■ Instructions to follow
Report each line of the data that includes the word "Predicted".

----- The data -----

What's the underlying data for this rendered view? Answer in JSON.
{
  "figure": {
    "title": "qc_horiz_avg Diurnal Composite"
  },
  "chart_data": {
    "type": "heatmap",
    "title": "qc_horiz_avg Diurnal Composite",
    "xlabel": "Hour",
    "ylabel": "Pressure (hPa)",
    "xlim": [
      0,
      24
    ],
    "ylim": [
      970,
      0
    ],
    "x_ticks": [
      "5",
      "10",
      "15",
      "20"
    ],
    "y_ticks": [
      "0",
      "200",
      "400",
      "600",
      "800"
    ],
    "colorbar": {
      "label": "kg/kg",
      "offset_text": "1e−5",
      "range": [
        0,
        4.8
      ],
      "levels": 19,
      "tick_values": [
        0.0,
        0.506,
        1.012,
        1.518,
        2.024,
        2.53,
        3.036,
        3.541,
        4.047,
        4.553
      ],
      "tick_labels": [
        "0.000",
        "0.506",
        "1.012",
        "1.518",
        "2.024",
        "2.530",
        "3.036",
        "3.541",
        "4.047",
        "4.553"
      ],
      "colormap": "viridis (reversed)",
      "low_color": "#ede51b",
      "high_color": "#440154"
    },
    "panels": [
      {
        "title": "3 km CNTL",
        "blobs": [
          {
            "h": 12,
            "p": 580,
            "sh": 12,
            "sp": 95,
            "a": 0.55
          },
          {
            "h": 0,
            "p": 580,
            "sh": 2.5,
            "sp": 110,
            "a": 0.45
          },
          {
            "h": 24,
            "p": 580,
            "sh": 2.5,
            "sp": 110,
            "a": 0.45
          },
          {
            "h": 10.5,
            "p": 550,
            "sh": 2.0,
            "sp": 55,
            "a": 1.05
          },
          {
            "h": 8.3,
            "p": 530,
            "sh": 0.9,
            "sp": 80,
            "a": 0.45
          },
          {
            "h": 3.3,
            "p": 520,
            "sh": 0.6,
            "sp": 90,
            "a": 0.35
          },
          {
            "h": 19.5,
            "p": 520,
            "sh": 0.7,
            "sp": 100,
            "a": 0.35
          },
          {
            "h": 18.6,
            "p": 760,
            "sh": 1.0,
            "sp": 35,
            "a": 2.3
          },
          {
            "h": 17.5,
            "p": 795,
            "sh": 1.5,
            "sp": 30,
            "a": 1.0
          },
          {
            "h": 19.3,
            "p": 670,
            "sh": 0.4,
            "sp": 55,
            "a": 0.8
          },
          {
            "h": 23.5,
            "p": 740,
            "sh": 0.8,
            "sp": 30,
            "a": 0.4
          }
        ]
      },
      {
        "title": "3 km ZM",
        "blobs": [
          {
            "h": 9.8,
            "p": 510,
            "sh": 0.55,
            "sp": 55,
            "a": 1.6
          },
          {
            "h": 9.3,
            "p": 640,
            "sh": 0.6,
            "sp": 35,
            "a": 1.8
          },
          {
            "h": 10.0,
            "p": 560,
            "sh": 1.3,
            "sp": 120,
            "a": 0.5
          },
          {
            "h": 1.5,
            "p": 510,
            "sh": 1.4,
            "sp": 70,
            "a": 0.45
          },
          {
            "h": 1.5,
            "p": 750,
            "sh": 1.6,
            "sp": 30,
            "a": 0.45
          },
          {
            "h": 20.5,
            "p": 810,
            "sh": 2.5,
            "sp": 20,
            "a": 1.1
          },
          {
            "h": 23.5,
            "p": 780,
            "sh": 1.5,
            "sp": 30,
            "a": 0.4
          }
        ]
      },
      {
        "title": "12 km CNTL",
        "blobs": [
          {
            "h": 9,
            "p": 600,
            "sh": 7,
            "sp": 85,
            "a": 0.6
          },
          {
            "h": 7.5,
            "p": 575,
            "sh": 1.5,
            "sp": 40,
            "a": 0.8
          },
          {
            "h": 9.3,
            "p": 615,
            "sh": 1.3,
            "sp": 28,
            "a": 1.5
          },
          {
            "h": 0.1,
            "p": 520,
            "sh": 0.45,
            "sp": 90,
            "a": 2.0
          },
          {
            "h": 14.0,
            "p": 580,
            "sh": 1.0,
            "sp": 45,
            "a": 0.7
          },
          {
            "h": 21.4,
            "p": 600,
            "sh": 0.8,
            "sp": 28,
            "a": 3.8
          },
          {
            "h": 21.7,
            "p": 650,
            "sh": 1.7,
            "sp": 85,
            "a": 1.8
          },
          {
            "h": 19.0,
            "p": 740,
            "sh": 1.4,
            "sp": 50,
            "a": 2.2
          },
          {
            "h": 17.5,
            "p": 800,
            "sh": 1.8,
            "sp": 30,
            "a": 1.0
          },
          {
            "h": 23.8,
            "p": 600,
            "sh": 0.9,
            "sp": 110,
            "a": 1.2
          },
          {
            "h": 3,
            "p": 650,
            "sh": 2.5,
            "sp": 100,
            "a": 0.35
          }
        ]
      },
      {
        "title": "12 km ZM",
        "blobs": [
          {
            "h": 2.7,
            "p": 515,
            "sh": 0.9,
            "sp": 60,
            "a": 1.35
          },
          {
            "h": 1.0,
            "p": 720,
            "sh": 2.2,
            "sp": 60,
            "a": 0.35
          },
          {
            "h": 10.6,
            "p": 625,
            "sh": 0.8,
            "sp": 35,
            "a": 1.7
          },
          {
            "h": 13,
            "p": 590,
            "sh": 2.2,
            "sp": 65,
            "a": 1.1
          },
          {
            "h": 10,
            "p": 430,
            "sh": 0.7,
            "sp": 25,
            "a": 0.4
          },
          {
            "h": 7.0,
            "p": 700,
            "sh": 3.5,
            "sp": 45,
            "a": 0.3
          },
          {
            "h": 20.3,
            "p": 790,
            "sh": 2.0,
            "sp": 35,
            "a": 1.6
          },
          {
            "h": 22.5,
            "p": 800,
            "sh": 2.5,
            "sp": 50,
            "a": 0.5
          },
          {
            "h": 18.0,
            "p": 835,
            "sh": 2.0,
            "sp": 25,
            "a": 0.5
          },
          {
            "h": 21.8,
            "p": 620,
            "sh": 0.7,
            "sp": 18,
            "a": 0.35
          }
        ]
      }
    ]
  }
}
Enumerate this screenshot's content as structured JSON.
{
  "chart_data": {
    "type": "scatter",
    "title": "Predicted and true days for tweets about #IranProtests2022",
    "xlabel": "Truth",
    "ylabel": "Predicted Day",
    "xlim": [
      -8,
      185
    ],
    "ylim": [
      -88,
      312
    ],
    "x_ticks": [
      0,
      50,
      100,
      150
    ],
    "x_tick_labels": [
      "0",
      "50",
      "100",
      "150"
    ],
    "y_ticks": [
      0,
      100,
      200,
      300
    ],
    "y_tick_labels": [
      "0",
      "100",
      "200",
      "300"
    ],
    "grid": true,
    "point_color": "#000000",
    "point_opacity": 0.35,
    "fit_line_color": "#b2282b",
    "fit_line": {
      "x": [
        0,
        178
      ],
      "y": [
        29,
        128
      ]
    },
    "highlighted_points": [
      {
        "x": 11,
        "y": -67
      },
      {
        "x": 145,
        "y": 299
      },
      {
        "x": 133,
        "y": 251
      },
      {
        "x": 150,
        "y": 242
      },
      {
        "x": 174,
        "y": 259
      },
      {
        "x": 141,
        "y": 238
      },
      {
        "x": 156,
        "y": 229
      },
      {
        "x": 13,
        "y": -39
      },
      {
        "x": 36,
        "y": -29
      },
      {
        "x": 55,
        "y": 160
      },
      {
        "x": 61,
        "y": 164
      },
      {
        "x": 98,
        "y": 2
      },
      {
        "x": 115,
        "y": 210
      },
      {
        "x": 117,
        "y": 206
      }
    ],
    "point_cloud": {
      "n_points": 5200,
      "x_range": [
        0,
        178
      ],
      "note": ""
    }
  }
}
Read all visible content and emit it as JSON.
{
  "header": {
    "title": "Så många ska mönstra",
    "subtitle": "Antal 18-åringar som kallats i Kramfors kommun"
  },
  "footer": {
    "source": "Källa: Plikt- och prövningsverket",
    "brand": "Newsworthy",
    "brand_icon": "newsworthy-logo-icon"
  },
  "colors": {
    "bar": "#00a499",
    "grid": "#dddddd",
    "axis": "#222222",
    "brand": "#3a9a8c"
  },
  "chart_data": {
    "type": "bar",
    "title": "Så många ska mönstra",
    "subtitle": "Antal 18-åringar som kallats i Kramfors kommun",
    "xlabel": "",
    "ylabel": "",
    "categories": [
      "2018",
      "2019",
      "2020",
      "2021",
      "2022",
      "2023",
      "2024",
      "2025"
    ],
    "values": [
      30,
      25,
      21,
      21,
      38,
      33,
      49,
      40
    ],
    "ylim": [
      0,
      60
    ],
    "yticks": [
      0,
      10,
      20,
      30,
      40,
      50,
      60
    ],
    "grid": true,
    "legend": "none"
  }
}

-----

■ Expected answer
    "title": "Predicted and true days for tweets about #IranProtests2022",
    "ylabel": "Predicted Day",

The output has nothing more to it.